The records that follow need to be output exactly as they are.
--------------------------------------------------
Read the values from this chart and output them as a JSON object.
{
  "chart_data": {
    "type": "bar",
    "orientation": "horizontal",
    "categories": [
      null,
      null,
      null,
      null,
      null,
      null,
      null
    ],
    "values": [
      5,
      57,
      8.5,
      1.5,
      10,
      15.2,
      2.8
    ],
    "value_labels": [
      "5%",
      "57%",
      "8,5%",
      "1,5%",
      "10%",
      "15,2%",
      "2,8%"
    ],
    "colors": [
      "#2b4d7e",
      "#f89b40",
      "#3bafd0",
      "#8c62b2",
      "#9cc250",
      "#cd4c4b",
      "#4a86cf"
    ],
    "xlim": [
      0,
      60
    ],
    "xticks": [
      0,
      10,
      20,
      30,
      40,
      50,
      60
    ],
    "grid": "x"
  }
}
--------------------------------------------------
**ANSWER TO THIS PROBLEM:**
Read the values from this chart and output them as a JSON object.
{
  "chart_data": {
    "type": "bar",
    "orientation": "horizontal",
    "categories": [
      null,
      null,
      null,
      null,
      null,
      null,
      null
    ],
    "values": [
      5,
      57,
      8.5,
      1.5,
      10,
      15.2,
      2.8
    ],
    "value_labels": [
      "5%",
      "57%",
      "8,5%",
      "1,5%",
      "10%",
      "15,2%",
      "2,8%"
    ],
    "colors": [
      "#2b4d7e",
      "#f89b40",
      "#3bafd0",
      "#8c62b2",
      "#9cc250",
      "#cd4c4b",
      "#4a86cf"
    ],
    "xlim": [
      0,
      60
    ],
    "xticks": [
      0,
      10,
      20,
      30,
      40,
      50,
      60
    ],
    "grid": "x"
  }
}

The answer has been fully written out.